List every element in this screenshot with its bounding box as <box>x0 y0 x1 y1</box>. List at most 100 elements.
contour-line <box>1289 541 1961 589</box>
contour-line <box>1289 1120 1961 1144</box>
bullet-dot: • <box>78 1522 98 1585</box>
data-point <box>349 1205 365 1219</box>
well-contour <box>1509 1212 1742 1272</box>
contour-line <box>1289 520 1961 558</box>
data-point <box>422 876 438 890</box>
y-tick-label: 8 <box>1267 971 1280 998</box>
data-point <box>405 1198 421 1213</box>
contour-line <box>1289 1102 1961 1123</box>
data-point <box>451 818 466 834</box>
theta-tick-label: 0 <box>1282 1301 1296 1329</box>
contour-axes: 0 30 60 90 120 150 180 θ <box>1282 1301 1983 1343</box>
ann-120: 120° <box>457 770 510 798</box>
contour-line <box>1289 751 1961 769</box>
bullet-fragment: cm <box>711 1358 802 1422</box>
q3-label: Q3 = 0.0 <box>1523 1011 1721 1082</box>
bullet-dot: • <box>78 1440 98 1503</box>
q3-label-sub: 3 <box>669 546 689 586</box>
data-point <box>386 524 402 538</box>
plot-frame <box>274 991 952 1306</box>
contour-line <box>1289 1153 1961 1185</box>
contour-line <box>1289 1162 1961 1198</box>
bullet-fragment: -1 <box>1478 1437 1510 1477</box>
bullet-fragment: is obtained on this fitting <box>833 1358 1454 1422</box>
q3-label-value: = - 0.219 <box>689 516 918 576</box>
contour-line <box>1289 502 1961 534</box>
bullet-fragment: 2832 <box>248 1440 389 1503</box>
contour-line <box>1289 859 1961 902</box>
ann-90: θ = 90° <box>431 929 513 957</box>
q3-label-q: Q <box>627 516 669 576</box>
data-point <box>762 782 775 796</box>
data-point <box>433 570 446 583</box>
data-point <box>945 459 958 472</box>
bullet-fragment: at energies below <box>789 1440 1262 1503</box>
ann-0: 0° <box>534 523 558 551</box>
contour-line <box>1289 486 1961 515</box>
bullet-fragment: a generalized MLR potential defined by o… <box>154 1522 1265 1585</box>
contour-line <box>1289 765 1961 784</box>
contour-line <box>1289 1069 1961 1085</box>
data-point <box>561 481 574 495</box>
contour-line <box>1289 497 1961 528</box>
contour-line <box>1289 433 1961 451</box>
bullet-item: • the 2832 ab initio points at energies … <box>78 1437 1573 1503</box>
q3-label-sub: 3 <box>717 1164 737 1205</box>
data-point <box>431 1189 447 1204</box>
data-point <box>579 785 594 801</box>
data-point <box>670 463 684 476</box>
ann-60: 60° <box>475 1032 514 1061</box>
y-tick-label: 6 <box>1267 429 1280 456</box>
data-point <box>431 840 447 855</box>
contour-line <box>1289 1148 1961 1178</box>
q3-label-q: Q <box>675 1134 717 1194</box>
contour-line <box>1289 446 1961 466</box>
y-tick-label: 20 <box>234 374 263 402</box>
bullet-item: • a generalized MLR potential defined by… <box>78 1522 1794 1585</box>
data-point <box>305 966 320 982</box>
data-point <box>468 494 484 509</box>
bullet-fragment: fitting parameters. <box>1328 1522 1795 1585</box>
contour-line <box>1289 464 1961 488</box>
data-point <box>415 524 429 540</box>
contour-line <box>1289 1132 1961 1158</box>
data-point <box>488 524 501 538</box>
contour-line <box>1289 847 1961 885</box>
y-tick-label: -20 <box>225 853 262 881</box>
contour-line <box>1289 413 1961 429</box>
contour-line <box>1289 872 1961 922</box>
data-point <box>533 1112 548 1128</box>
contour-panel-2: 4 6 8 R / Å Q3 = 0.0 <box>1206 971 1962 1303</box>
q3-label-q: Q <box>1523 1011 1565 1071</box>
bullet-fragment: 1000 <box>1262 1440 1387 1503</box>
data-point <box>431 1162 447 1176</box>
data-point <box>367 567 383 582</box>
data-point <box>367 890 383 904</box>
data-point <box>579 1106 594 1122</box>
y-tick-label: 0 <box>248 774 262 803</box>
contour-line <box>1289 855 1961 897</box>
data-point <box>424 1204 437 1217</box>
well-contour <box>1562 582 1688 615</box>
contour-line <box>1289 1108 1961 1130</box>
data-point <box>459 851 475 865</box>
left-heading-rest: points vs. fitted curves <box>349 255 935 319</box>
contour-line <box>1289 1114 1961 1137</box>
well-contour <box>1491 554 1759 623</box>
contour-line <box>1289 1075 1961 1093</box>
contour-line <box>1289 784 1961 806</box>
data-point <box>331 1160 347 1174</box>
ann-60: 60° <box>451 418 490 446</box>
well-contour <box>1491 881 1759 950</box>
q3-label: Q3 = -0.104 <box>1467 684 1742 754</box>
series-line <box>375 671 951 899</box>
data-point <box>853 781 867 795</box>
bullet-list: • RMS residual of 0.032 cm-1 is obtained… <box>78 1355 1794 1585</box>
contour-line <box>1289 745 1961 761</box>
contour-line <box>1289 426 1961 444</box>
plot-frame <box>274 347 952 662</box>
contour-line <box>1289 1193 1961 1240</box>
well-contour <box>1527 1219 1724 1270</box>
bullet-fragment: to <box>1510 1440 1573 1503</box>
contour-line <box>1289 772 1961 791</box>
===============
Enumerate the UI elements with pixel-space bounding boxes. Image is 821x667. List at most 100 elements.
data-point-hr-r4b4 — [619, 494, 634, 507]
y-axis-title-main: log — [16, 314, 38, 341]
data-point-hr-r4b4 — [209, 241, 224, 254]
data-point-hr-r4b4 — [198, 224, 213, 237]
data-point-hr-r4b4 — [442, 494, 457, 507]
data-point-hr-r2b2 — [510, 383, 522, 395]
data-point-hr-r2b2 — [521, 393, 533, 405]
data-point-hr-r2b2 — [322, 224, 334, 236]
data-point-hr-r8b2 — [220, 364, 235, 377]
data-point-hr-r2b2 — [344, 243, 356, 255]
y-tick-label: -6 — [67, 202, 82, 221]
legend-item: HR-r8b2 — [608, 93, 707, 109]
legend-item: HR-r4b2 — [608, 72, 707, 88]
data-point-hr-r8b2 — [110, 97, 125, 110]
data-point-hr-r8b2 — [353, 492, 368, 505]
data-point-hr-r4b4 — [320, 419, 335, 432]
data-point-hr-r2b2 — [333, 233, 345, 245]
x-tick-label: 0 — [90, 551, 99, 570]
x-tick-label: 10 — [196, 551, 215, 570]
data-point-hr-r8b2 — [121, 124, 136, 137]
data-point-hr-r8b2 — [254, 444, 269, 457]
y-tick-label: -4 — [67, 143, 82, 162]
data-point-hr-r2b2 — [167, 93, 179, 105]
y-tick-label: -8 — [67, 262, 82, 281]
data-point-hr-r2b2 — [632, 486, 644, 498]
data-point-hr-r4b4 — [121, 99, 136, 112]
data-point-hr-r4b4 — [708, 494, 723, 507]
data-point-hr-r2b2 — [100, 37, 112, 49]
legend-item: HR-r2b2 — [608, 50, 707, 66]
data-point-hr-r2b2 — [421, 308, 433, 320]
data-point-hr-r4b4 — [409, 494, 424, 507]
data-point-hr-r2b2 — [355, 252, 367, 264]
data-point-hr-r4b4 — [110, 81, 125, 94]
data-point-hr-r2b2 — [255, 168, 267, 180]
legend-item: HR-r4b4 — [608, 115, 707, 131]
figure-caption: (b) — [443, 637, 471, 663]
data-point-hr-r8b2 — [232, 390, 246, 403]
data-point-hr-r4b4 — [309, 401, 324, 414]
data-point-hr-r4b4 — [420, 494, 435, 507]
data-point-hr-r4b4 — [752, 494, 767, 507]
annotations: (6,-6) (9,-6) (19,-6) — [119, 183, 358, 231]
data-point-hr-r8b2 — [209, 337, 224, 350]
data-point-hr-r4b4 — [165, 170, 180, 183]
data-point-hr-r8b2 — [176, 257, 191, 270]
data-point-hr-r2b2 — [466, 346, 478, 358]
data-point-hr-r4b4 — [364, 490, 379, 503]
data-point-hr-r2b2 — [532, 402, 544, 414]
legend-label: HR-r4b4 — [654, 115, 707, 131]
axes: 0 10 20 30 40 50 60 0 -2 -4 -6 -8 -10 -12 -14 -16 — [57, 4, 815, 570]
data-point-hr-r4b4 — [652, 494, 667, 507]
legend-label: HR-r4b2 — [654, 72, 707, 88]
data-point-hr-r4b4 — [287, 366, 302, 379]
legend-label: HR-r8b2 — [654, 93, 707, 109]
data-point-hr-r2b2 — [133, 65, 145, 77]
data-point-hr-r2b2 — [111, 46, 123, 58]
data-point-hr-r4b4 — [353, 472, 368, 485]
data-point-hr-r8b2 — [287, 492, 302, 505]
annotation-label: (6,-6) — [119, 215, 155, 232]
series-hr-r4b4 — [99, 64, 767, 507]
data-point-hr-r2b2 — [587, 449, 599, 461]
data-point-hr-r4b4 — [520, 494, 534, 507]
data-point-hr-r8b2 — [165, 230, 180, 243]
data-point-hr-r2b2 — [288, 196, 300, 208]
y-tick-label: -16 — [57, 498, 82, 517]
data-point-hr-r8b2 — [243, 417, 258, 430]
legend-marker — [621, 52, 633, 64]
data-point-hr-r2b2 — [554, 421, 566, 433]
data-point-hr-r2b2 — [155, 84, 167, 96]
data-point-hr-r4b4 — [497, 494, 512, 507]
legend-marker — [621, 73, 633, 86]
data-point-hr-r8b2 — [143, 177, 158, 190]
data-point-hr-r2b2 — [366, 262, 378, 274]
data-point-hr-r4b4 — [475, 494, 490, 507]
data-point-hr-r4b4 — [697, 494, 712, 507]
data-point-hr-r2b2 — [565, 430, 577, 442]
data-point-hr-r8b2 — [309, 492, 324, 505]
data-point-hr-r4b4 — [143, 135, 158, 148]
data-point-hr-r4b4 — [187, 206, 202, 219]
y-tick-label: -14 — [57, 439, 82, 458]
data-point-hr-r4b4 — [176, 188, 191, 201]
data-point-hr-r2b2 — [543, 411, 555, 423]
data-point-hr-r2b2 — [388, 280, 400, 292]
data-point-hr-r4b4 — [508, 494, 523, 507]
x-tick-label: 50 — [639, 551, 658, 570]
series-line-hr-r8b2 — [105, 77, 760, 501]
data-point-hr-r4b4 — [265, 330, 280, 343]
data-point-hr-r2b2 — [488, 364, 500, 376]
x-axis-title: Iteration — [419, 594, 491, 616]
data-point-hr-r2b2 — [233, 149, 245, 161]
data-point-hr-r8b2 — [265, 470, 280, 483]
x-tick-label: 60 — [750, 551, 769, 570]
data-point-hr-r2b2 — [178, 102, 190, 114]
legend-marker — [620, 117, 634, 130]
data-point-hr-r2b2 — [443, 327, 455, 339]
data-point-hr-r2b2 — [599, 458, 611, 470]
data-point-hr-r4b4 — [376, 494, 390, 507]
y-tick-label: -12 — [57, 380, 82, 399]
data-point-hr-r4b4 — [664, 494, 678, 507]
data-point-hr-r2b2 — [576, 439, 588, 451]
===============
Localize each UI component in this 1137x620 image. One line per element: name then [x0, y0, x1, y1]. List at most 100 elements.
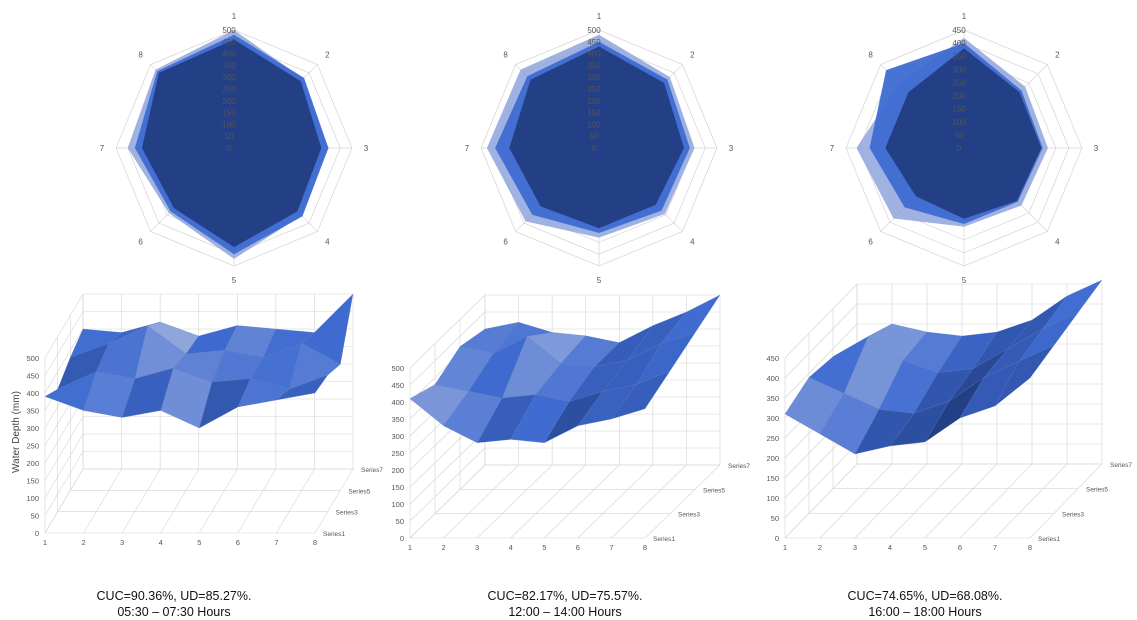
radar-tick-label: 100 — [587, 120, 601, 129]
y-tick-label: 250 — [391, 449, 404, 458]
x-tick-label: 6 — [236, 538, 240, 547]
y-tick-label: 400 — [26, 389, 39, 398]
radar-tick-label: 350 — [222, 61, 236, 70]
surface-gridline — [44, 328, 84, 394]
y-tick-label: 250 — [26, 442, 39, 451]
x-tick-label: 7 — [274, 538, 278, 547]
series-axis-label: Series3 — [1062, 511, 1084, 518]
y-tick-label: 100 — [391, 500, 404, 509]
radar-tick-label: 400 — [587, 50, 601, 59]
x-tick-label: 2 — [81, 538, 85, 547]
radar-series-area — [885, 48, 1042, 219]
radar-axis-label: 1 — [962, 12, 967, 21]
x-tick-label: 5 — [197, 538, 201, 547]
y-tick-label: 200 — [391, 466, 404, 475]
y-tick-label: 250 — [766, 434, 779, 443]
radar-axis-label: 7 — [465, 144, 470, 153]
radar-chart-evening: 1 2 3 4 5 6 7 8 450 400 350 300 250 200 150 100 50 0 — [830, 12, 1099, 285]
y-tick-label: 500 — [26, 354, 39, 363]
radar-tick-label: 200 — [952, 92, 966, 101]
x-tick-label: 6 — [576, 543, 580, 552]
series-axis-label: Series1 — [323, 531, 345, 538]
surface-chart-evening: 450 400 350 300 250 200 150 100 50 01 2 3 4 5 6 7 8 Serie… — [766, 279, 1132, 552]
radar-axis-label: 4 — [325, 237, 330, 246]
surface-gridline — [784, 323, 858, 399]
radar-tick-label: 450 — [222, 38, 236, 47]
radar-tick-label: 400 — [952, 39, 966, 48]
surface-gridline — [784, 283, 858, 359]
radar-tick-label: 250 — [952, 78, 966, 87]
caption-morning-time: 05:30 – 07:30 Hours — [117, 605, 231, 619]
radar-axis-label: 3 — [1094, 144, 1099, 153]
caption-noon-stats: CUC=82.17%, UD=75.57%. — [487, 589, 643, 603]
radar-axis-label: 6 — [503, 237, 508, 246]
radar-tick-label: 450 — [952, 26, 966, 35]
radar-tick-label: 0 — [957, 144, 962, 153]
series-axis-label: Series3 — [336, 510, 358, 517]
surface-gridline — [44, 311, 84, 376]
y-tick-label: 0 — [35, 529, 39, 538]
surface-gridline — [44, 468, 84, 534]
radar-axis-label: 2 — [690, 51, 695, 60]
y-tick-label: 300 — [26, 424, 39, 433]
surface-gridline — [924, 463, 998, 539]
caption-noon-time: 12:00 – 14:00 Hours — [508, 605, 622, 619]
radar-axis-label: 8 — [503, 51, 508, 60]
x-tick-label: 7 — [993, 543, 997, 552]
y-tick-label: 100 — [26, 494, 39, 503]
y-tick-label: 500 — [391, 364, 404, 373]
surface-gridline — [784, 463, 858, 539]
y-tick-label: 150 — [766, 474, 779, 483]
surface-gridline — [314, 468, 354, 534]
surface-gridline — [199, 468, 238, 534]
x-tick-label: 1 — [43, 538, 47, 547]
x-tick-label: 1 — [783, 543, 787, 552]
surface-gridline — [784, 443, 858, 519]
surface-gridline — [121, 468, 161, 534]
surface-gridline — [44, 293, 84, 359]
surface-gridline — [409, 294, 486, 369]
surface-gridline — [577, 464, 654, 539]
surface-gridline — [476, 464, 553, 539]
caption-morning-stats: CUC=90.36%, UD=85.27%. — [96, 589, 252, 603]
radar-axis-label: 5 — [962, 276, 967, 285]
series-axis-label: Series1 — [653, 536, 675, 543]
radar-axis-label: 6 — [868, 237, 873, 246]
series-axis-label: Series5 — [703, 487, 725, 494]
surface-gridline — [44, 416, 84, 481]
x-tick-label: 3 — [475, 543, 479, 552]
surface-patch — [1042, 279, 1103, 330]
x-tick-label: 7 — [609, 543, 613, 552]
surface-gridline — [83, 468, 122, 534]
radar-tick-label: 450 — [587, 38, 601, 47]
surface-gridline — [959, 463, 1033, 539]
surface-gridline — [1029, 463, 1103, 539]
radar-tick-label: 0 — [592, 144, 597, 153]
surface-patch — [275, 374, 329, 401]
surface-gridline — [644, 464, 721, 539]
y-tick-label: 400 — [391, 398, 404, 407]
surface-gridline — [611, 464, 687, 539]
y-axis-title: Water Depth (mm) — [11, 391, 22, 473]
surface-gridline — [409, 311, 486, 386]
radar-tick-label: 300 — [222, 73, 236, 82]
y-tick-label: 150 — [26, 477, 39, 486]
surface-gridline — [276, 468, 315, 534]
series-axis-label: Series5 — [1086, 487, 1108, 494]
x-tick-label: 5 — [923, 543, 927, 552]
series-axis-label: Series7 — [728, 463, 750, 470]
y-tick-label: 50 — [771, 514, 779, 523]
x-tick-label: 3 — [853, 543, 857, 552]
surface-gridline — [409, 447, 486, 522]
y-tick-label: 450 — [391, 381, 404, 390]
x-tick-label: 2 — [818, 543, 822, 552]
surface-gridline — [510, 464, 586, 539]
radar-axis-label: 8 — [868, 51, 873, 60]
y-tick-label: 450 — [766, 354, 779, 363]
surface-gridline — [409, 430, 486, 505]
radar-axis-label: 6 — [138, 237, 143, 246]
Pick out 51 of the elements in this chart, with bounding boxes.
===============
WRITTEN PROBLEM: Copy the lines of the listing again without any change, starting with the line that contains "radar-tick-label: 100 — [587, 120, 601, 129]" and ending after the line that contains "radar-series-area — [885, 48, 1042, 219]".

EXPECTED ANSWER:
radar-tick-label: 100 — [587, 120, 601, 129]
y-tick-label: 250 — [391, 449, 404, 458]
x-tick-label: 6 — [236, 538, 240, 547]
y-tick-label: 400 — [26, 389, 39, 398]
radar-tick-label: 350 — [222, 61, 236, 70]
surface-gridline — [44, 328, 84, 394]
y-tick-label: 250 — [26, 442, 39, 451]
x-tick-label: 7 — [274, 538, 278, 547]
series-axis-label: Series3 — [1062, 511, 1084, 518]
y-tick-label: 100 — [391, 500, 404, 509]
radar-tick-label: 400 — [587, 50, 601, 59]
x-tick-label: 2 — [81, 538, 85, 547]
radar-series-area — [885, 48, 1042, 219]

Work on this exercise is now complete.